Items from a dataset
━━━━━━

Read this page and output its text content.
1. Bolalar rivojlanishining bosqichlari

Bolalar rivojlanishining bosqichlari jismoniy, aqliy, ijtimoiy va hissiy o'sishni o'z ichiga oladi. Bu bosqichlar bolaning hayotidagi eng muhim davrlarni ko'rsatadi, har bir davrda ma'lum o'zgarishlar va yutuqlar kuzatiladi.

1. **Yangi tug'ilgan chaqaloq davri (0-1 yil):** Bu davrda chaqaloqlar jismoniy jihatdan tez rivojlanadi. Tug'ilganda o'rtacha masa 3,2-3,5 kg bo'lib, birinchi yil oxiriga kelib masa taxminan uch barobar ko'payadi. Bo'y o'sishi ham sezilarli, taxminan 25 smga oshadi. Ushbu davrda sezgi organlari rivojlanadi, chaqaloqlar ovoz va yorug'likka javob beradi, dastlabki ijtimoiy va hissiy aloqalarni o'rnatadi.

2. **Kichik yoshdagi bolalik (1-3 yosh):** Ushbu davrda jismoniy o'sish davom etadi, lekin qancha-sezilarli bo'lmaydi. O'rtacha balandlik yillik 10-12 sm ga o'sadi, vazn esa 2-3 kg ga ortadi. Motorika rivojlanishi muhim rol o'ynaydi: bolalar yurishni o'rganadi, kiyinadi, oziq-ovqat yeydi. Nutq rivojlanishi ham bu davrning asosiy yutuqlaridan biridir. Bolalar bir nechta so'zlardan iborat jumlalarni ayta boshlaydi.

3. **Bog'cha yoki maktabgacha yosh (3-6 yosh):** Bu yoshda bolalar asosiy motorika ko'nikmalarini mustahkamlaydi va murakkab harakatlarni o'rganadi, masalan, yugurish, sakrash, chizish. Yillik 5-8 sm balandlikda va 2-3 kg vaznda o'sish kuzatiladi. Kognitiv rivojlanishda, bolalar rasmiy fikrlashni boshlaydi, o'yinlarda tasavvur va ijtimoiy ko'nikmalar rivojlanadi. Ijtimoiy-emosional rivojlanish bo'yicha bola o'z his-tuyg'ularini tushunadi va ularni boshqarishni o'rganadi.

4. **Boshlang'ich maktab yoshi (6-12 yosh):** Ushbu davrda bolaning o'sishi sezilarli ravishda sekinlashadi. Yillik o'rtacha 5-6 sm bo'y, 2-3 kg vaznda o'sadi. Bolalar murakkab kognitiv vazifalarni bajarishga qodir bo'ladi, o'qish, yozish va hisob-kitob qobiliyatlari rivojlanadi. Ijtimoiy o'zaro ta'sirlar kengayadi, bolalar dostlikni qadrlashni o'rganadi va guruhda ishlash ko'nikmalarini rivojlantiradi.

━━━━━━

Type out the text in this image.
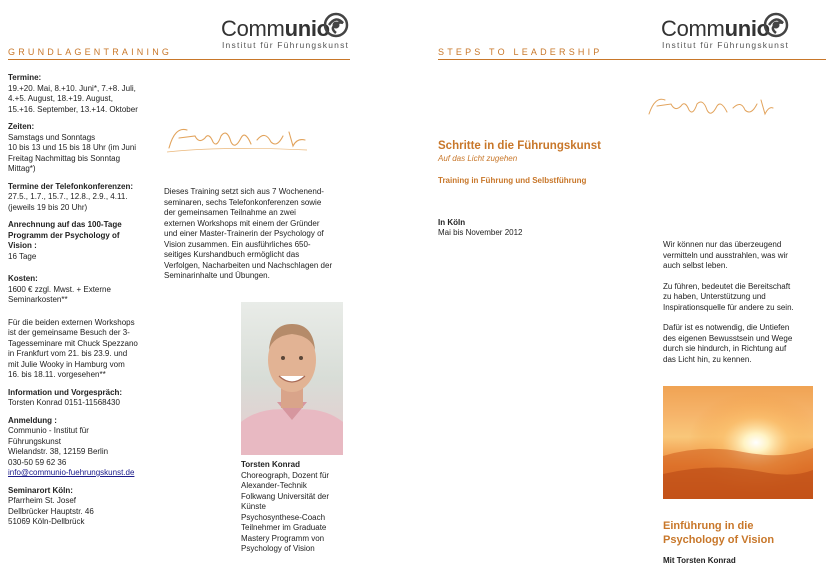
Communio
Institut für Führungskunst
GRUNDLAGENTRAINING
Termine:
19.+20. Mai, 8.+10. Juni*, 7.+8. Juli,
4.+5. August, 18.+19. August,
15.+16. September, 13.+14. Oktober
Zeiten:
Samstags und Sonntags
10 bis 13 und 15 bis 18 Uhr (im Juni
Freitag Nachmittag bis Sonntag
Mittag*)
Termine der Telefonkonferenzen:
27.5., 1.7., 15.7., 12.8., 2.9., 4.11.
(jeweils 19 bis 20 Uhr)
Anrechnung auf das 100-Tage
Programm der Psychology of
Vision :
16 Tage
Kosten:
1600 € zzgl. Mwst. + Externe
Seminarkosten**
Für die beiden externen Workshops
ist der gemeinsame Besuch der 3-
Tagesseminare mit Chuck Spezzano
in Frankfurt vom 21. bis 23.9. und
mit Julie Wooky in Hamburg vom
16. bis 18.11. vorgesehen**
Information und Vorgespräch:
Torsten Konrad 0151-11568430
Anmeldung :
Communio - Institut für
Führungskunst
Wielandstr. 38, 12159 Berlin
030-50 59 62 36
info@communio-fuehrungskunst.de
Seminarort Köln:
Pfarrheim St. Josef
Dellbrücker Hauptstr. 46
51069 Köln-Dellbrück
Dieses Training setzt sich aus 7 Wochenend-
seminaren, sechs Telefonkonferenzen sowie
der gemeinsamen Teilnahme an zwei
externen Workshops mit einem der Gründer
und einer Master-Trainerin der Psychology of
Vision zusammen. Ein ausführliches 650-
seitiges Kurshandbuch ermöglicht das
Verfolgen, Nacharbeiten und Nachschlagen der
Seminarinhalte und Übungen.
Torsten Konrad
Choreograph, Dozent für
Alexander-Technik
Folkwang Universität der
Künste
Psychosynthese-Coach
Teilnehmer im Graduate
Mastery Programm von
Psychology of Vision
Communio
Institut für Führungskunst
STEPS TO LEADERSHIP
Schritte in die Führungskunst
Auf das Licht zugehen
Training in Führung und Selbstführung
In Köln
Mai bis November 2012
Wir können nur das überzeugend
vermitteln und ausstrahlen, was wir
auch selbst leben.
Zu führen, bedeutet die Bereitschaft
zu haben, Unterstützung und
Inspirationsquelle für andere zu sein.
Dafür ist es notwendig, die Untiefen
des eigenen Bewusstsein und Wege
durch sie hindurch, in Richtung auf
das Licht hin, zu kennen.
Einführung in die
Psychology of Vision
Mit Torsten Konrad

━━━━━━

Required work -> List each line in the listing that contains the string "text".

Solution ->
Read this page and output its text content.
Type out the text in this image.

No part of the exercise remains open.